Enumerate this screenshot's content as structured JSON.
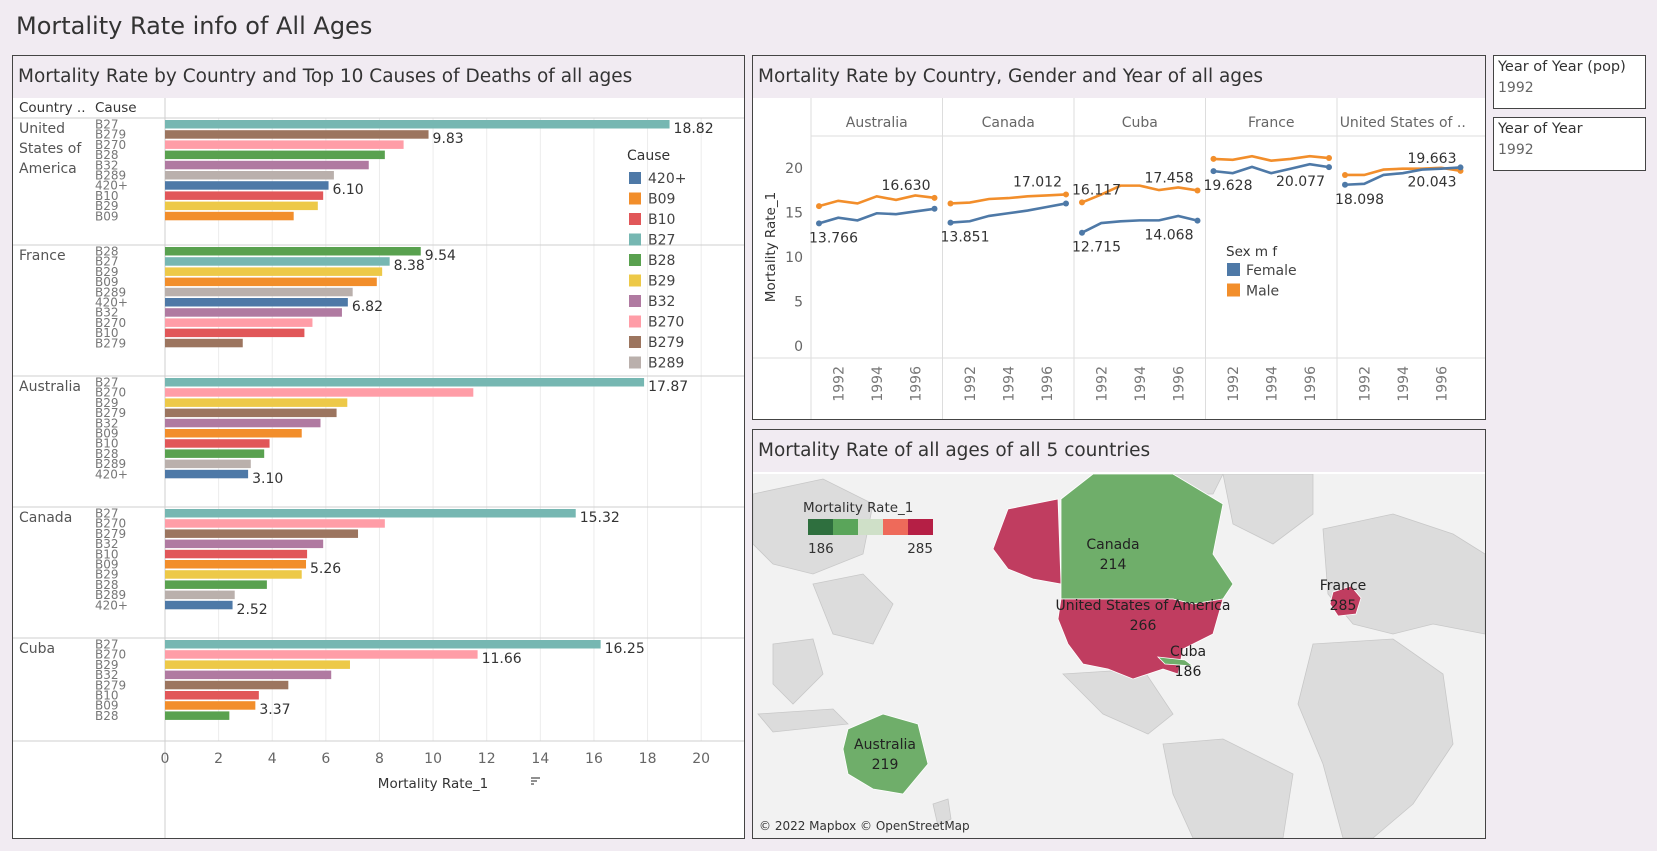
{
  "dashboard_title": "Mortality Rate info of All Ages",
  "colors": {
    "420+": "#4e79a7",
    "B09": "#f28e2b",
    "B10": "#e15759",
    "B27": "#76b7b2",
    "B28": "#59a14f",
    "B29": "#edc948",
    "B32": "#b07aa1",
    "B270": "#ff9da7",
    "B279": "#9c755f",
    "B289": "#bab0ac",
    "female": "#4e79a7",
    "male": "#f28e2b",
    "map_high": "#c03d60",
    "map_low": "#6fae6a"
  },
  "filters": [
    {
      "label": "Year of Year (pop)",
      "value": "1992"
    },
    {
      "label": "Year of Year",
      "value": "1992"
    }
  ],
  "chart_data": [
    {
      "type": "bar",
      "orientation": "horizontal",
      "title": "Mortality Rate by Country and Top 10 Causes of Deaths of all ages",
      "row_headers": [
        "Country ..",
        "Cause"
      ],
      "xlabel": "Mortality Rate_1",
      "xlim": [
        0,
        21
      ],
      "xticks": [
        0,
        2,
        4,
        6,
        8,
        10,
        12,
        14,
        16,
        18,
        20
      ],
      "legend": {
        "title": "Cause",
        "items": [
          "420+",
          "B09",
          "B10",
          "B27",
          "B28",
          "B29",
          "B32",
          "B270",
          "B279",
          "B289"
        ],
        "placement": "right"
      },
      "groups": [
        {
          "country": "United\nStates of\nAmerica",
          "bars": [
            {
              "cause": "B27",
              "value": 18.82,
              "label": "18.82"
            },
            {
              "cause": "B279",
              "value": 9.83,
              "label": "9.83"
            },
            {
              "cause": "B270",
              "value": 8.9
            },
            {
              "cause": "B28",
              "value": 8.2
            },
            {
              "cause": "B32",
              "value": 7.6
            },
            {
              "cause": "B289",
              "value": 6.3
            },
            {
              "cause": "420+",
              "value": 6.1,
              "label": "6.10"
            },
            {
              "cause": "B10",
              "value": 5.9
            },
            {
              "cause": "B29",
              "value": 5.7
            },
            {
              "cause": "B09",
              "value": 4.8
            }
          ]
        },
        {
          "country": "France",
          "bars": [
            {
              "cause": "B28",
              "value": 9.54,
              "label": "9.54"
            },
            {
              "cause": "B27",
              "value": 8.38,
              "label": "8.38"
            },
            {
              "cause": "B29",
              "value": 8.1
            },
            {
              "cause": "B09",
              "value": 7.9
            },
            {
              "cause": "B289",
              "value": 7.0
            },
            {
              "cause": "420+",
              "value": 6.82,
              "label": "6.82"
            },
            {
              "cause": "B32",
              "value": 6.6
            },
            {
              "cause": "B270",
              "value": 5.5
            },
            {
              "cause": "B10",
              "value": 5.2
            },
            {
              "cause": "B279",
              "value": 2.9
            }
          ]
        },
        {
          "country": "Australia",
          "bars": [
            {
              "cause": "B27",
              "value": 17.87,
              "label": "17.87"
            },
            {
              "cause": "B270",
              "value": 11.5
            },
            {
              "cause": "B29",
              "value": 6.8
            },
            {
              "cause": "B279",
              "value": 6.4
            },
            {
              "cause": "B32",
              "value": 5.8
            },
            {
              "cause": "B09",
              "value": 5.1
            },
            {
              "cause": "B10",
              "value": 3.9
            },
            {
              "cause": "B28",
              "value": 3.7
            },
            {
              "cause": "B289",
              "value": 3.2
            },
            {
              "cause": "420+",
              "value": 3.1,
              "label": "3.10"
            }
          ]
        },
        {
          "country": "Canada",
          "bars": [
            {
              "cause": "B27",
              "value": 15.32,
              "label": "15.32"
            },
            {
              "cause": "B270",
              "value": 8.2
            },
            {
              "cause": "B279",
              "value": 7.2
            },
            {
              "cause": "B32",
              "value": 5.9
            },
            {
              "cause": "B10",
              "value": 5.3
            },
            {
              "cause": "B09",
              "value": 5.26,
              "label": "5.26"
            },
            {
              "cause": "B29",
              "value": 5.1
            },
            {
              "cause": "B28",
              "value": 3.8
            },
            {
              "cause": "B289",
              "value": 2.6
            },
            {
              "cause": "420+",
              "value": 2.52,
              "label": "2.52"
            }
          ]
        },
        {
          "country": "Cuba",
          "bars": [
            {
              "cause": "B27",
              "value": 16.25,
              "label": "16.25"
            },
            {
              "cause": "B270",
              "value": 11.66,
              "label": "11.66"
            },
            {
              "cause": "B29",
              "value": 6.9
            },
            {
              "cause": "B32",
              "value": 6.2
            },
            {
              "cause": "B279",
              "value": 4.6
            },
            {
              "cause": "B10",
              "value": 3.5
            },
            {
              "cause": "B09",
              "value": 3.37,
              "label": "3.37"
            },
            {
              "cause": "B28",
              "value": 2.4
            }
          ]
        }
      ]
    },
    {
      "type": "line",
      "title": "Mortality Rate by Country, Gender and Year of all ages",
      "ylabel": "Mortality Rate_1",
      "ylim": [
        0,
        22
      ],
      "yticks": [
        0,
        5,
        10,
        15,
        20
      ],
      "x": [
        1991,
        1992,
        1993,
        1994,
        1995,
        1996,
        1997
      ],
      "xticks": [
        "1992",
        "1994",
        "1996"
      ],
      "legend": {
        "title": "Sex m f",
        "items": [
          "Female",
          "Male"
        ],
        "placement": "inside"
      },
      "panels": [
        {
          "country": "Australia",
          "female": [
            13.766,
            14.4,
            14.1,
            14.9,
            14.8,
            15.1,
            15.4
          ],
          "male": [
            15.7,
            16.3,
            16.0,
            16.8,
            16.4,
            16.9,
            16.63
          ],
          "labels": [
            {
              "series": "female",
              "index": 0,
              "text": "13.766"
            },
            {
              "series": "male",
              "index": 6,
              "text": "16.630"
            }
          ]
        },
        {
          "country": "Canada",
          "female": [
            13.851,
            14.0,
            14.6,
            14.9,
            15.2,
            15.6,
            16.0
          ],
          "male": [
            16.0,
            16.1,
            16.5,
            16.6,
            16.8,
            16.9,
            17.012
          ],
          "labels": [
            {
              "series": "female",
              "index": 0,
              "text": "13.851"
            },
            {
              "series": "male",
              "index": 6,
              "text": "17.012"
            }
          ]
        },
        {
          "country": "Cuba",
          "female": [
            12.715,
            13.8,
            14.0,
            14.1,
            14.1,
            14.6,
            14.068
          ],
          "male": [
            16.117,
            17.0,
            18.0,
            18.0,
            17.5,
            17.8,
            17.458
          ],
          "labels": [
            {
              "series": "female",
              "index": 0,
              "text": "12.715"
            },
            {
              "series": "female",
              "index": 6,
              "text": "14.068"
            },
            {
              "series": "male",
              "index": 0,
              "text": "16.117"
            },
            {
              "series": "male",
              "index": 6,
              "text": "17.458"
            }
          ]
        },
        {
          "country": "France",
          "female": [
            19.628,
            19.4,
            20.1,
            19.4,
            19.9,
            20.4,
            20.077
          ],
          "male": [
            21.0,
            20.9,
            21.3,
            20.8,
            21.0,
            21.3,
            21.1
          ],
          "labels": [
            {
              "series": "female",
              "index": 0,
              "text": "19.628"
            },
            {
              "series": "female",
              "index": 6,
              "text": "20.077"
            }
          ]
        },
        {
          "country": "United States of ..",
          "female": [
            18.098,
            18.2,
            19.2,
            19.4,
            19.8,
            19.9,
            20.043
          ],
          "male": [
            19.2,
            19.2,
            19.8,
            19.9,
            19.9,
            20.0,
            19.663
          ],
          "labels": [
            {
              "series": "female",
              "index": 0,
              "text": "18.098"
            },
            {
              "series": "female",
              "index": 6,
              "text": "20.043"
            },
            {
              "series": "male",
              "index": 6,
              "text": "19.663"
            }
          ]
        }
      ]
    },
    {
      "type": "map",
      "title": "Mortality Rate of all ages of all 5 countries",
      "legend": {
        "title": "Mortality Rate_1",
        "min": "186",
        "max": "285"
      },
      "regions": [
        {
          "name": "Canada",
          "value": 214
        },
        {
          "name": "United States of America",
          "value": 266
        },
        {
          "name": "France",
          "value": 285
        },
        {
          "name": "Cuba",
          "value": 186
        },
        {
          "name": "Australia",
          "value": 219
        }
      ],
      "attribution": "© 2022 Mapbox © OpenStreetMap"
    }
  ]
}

### WRITTEN EXERCISE
Track down every line with the word "Year" and copy it.

### EXPECTED ANSWER
      "label": "Year of Year (pop)",
      "label": "Year of Year",
      "title": "Mortality Rate by Country, Gender and Year of all ages",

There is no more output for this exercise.